_YOUR INSTRUCTIONS_.
Below is a block of records; repeat each one exactly.

_MATERIAL TO PROCESS_.
--- --- ---

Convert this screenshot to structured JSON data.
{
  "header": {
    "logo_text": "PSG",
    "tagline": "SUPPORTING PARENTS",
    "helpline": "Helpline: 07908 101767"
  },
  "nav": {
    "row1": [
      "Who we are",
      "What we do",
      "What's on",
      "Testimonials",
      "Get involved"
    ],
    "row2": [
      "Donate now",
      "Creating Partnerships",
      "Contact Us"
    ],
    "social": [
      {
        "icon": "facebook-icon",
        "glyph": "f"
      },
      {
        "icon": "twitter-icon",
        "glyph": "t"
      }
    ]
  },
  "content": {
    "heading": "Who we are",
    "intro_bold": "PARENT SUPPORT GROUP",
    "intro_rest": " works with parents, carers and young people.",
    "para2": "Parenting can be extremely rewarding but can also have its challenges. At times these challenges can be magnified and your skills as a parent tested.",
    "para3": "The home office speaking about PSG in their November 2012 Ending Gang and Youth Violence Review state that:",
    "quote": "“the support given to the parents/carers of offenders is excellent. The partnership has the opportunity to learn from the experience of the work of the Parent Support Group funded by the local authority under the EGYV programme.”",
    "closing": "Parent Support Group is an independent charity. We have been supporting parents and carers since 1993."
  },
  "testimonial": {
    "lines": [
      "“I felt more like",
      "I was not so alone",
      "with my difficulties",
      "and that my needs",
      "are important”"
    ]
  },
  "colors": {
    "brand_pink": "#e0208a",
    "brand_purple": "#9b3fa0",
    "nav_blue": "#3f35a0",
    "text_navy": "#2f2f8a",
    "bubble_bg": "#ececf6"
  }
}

--- --- ---

_THE OUTPUT_.
Convert this screenshot to structured JSON data.
{
  "header": {
    "logo_text": "PSG",
    "tagline": "SUPPORTING PARENTS",
    "helpline": "Helpline: 07908 101767"
  },
  "nav": {
    "row1": [
      "Who we are",
      "What we do",
      "What's on",
      "Testimonials",
      "Get involved"
    ],
    "row2": [
      "Donate now",
      "Creating Partnerships",
      "Contact Us"
    ],
    "social": [
      {
        "icon": "facebook-icon",
        "glyph": "f"
      },
      {
        "icon": "twitter-icon",
        "glyph": "t"
      }
    ]
  },
  "content": {
    "heading": "Who we are",
    "intro_bold": "PARENT SUPPORT GROUP",
    "intro_rest": " works with parents, carers and young people.",
    "para2": "Parenting can be extremely rewarding but can also have its challenges. At times these challenges can be magnified and your skills as a parent tested.",
    "para3": "The home office speaking about PSG in their November 2012 Ending Gang and Youth Violence Review state that:",
    "quote": "“the support given to the parents/carers of offenders is excellent. The partnership has the opportunity to learn from the experience of the work of the Parent Support Group funded by the local authority under the EGYV programme.”",
    "closing": "Parent Support Group is an independent charity. We have been supporting parents and carers since 1993."
  },
  "testimonial": {
    "lines": [
      "“I felt more like",
      "I was not so alone",
      "with my difficulties",
      "and that my needs",
      "are important”"
    ]
  },
  "colors": {
    "brand_pink": "#e0208a",
    "brand_purple": "#9b3fa0",
    "nav_blue": "#3f35a0",
    "text_navy": "#2f2f8a",
    "bubble_bg": "#ececf6"
  }
}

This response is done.